DIRECTIVE:
Reproduce every line of the data below without changing anything.
# start of DATA PROVIDED
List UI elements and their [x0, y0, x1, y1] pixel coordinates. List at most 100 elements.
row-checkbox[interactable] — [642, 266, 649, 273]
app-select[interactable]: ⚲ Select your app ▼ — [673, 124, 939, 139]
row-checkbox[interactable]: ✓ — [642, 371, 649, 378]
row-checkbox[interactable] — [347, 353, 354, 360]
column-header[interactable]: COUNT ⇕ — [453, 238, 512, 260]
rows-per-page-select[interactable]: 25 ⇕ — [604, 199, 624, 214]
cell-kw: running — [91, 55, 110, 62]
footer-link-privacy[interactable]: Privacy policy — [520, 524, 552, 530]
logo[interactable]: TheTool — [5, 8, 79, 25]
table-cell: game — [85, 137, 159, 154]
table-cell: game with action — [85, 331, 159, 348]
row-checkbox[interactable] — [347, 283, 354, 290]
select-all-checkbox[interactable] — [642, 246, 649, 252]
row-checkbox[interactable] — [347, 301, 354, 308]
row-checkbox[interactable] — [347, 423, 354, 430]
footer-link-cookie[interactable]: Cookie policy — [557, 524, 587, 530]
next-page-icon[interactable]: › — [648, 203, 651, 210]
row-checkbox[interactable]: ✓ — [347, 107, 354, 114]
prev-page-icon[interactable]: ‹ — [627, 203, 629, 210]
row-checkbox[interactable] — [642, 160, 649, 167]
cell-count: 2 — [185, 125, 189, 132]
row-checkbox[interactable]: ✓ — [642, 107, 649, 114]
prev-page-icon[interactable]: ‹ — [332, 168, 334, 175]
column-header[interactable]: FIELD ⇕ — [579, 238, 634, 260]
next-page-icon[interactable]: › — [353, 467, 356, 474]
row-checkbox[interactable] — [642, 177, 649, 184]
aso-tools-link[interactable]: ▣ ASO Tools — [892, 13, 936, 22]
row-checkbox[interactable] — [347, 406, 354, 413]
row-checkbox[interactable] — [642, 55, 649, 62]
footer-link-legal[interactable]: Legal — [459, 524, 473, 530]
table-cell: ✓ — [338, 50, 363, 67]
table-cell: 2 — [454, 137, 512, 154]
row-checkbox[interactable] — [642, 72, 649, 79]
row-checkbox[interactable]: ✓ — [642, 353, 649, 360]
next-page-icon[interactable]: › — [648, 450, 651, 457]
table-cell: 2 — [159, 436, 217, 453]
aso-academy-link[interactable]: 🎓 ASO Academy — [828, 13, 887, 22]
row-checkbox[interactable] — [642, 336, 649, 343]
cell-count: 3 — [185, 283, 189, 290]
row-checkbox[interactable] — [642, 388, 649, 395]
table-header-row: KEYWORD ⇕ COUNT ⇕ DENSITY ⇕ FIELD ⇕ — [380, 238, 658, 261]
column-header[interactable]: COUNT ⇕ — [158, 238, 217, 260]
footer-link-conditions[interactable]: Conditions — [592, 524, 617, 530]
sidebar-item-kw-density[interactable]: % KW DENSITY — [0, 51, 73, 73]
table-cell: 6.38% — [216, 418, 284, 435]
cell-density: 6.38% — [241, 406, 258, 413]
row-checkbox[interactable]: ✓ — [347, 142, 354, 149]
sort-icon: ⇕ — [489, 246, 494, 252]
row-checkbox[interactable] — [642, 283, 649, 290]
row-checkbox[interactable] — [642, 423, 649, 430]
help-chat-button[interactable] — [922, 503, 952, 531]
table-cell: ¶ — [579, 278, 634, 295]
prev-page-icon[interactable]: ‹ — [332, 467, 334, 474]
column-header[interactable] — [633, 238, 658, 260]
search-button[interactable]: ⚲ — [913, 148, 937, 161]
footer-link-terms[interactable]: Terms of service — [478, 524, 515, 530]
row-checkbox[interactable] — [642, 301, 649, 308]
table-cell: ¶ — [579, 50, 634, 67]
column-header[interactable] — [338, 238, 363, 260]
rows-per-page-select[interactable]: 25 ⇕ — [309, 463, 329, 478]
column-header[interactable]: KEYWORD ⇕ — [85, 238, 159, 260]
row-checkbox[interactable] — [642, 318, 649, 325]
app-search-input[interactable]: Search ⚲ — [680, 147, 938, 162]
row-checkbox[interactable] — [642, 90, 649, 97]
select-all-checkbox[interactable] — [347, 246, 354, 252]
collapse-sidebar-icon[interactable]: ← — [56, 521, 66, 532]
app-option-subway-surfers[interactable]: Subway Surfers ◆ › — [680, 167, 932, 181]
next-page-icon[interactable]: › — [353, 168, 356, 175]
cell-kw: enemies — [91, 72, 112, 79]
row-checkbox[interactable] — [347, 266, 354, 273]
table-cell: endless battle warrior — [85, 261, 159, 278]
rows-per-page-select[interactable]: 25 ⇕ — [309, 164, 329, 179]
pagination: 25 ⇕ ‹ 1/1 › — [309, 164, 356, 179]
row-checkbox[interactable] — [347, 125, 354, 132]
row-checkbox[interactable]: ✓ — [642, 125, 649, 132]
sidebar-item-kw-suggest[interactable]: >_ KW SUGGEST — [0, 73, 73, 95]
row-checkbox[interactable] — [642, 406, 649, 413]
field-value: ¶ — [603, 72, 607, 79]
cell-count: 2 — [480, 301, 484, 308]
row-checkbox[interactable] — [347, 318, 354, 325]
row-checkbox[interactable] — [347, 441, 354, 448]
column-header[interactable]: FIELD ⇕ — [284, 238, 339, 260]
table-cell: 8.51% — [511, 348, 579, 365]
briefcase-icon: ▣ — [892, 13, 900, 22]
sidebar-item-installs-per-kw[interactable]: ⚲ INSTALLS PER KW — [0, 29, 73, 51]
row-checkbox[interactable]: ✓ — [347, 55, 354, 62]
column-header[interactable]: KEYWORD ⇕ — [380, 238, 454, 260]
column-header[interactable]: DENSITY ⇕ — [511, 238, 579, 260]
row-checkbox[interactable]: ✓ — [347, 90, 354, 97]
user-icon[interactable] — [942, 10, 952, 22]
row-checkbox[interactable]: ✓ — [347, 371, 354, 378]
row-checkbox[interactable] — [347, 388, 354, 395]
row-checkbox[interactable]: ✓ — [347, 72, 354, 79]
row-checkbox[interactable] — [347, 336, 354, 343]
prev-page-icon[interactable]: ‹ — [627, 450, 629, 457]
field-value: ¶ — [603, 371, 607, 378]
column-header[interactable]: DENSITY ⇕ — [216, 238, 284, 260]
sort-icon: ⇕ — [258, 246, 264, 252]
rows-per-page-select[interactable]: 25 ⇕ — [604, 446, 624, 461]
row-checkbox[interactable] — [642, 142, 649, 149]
# end of DATA PROVIDED
REPLY TO THE EXERCISE:
List UI elements and their [x0, y0, x1, y1] pixel coordinates. List at most 100 elements.
row-checkbox[interactable] — [642, 266, 649, 273]
app-select[interactable]: ⚲ Select your app ▼ — [673, 124, 939, 139]
row-checkbox[interactable]: ✓ — [642, 371, 649, 378]
row-checkbox[interactable] — [347, 353, 354, 360]
column-header[interactable]: COUNT ⇕ — [453, 238, 512, 260]
rows-per-page-select[interactable]: 25 ⇕ — [604, 199, 624, 214]
cell-kw: running — [91, 55, 110, 62]
footer-link-privacy[interactable]: Privacy policy — [520, 524, 552, 530]
logo[interactable]: TheTool — [5, 8, 79, 25]
table-cell: game — [85, 137, 159, 154]
table-cell: game with action — [85, 331, 159, 348]
row-checkbox[interactable] — [347, 283, 354, 290]
select-all-checkbox[interactable] — [642, 246, 649, 252]
row-checkbox[interactable] — [347, 301, 354, 308]
row-checkbox[interactable] — [347, 423, 354, 430]
footer-link-cookie[interactable]: Cookie policy — [557, 524, 587, 530]
next-page-icon[interactable]: › — [648, 203, 651, 210]
row-checkbox[interactable]: ✓ — [347, 107, 354, 114]
prev-page-icon[interactable]: ‹ — [627, 203, 629, 210]
row-checkbox[interactable] — [642, 160, 649, 167]
cell-count: 2 — [185, 125, 189, 132]
row-checkbox[interactable]: ✓ — [642, 107, 649, 114]
prev-page-icon[interactable]: ‹ — [332, 168, 334, 175]
column-header[interactable]: FIELD ⇕ — [579, 238, 634, 260]
next-page-icon[interactable]: › — [353, 467, 356, 474]
row-checkbox[interactable] — [642, 177, 649, 184]
aso-tools-link[interactable]: ▣ ASO Tools — [892, 13, 936, 22]
row-checkbox[interactable] — [347, 406, 354, 413]
row-checkbox[interactable] — [642, 55, 649, 62]
footer-link-legal[interactable]: Legal — [459, 524, 473, 530]
table-cell: ✓ — [338, 50, 363, 67]
table-cell: 2 — [454, 137, 512, 154]
row-checkbox[interactable] — [642, 72, 649, 79]
row-checkbox[interactable]: ✓ — [642, 353, 649, 360]
next-page-icon[interactable]: › — [648, 450, 651, 457]
table-cell: 2 — [159, 436, 217, 453]
aso-academy-link[interactable]: 🎓 ASO Academy — [828, 13, 887, 22]
row-checkbox[interactable] — [642, 336, 649, 343]
cell-count: 3 — [185, 283, 189, 290]
row-checkbox[interactable] — [642, 388, 649, 395]
table-header-row: KEYWORD ⇕ COUNT ⇕ DENSITY ⇕ FIELD ⇕ — [380, 238, 658, 261]
column-header[interactable]: COUNT ⇕ — [158, 238, 217, 260]
footer-link-conditions[interactable]: Conditions — [592, 524, 617, 530]
sidebar-item-kw-density[interactable]: % KW DENSITY — [0, 51, 73, 73]
table-cell: 6.38% — [216, 418, 284, 435]
cell-density: 6.38% — [241, 406, 258, 413]
row-checkbox[interactable]: ✓ — [347, 142, 354, 149]
sort-icon: ⇕ — [489, 246, 494, 252]
row-checkbox[interactable] — [642, 283, 649, 290]
row-checkbox[interactable] — [642, 423, 649, 430]
help-chat-button[interactable] — [922, 503, 952, 531]
table-cell: ¶ — [579, 278, 634, 295]
prev-page-icon[interactable]: ‹ — [332, 467, 334, 474]
column-header[interactable] — [633, 238, 658, 260]
search-button[interactable]: ⚲ — [913, 148, 937, 161]
footer-link-terms[interactable]: Terms of service — [478, 524, 515, 530]
row-checkbox[interactable] — [642, 301, 649, 308]
table-cell: ¶ — [579, 50, 634, 67]
column-header[interactable] — [338, 238, 363, 260]
rows-per-page-select[interactable]: 25 ⇕ — [309, 463, 329, 478]
column-header[interactable]: KEYWORD ⇕ — [85, 238, 159, 260]
row-checkbox[interactable] — [642, 318, 649, 325]
app-search-input[interactable]: Search ⚲ — [680, 147, 938, 162]
row-checkbox[interactable] — [642, 90, 649, 97]
select-all-checkbox[interactable] — [347, 246, 354, 252]
collapse-sidebar-icon[interactable]: ← — [56, 521, 66, 532]
app-option-subway-surfers[interactable]: Subway Surfers ◆ › — [680, 167, 932, 181]
next-page-icon[interactable]: › — [353, 168, 356, 175]
cell-kw: enemies — [91, 72, 112, 79]
row-checkbox[interactable] — [347, 266, 354, 273]
table-cell: endless battle warrior — [85, 261, 159, 278]
rows-per-page-select[interactable]: 25 ⇕ — [309, 164, 329, 179]
pagination: 25 ⇕ ‹ 1/1 › — [309, 164, 356, 179]
row-checkbox[interactable] — [347, 125, 354, 132]
row-checkbox[interactable]: ✓ — [642, 125, 649, 132]
sidebar-item-kw-suggest[interactable]: >_ KW SUGGEST — [0, 73, 73, 95]
row-checkbox[interactable] — [642, 406, 649, 413]
field-value: ¶ — [603, 72, 607, 79]
cell-count: 2 — [480, 301, 484, 308]
row-checkbox[interactable] — [347, 318, 354, 325]
row-checkbox[interactable] — [347, 441, 354, 448]
column-header[interactable]: FIELD ⇕ — [284, 238, 339, 260]
table-cell: 8.51% — [511, 348, 579, 365]
briefcase-icon: ▣ — [892, 13, 900, 22]
sidebar-item-installs-per-kw[interactable]: ⚲ INSTALLS PER KW — [0, 29, 73, 51]
row-checkbox[interactable]: ✓ — [347, 55, 354, 62]
column-header[interactable]: KEYWORD ⇕ — [380, 238, 454, 260]
column-header[interactable]: DENSITY ⇕ — [511, 238, 579, 260]
row-checkbox[interactable]: ✓ — [347, 90, 354, 97]
user-icon[interactable] — [942, 10, 952, 22]
row-checkbox[interactable]: ✓ — [347, 371, 354, 378]
row-checkbox[interactable] — [347, 388, 354, 395]
row-checkbox[interactable]: ✓ — [347, 72, 354, 79]
row-checkbox[interactable] — [347, 336, 354, 343]
prev-page-icon[interactable]: ‹ — [627, 450, 629, 457]
field-value: ¶ — [603, 371, 607, 378]
column-header[interactable]: DENSITY ⇕ — [216, 238, 284, 260]
sort-icon: ⇕ — [258, 246, 264, 252]
rows-per-page-select[interactable]: 25 ⇕ — [604, 446, 624, 461]
row-checkbox[interactable] — [642, 142, 649, 149]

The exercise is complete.